Begin

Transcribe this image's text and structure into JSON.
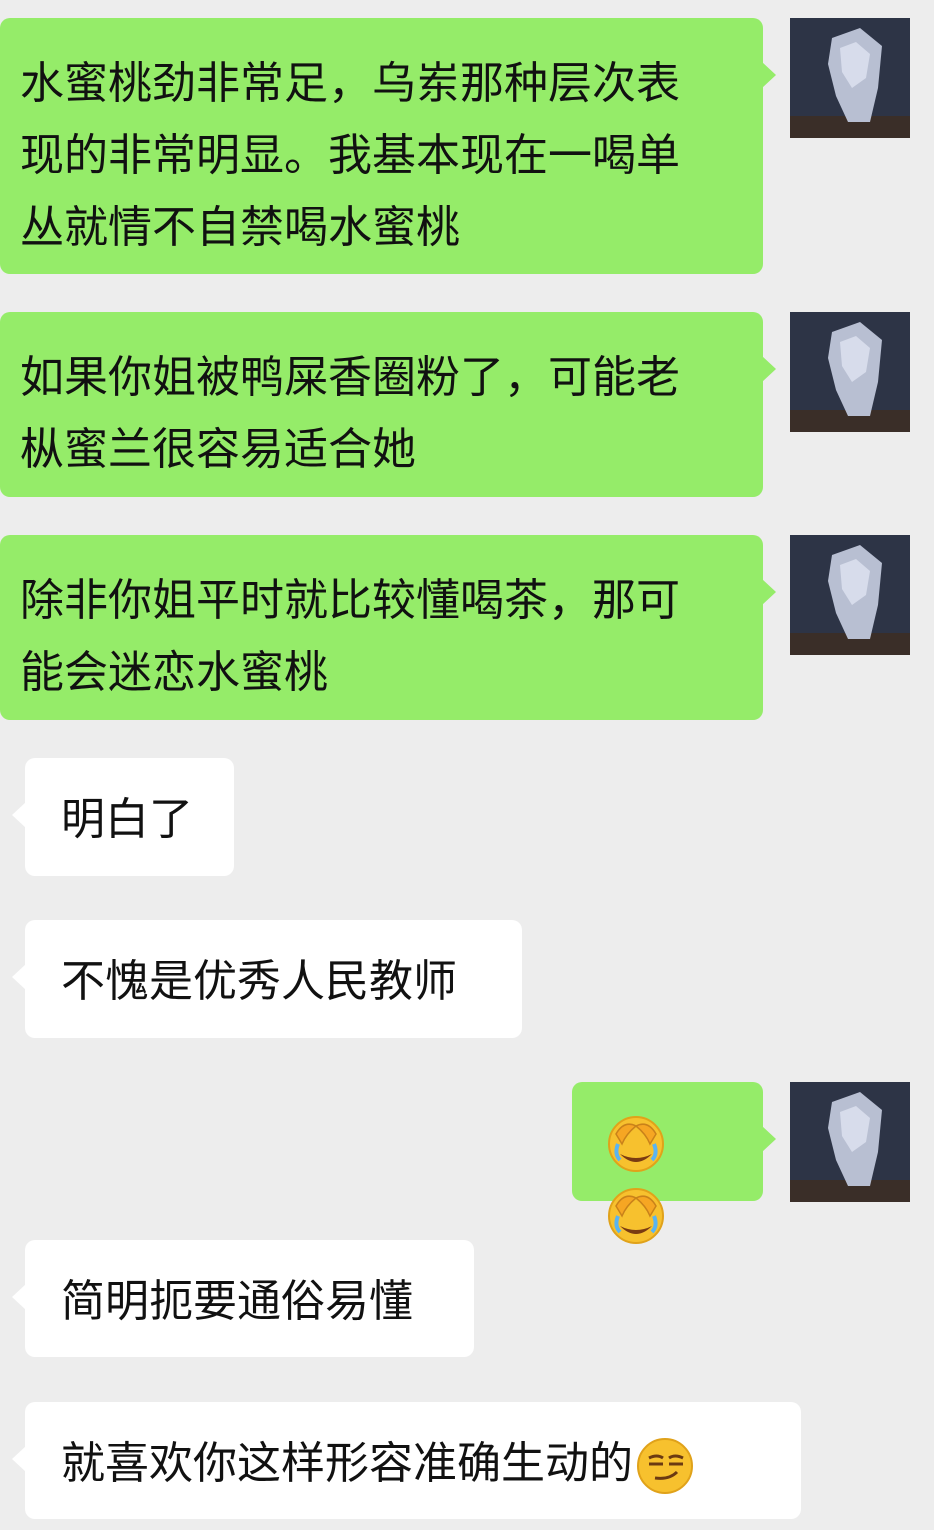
{
  "messages": [
    {
      "side": "out",
      "lines": [
        "水蜜桃劲非常足，乌岽那种层次表",
        "现的非常明显。我基本现在一喝单",
        "丛就情不自禁喝水蜜桃"
      ]
    },
    {
      "side": "out",
      "lines": [
        "如果你姐被鸭屎香圈粉了，可能老",
        "枞蜜兰很容易适合她"
      ]
    },
    {
      "side": "out",
      "lines": [
        "除非你姐平时就比较懂喝茶，那可",
        "能会迷恋水蜜桃"
      ]
    },
    {
      "side": "in",
      "text": "明白了"
    },
    {
      "side": "in",
      "text": "不愧是优秀人民教师"
    },
    {
      "side": "out",
      "emojis": [
        "facepalm-crying-emoji",
        "facepalm-crying-emoji"
      ]
    },
    {
      "side": "in",
      "text": "简明扼要通俗易懂"
    },
    {
      "side": "in",
      "text": "就喜欢你这样形容准确生动的",
      "emoji": "smirk-emoji"
    }
  ],
  "colors": {
    "background": "#ededed",
    "outgoing_bubble": "#95ec69",
    "incoming_bubble": "#ffffff",
    "text": "#111111"
  }
}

End

What needs to be done: Return every line above that contains the word "facepalm".

Exercise solution:
        "facepalm-crying-emoji",
        "facepalm-crying-emoji"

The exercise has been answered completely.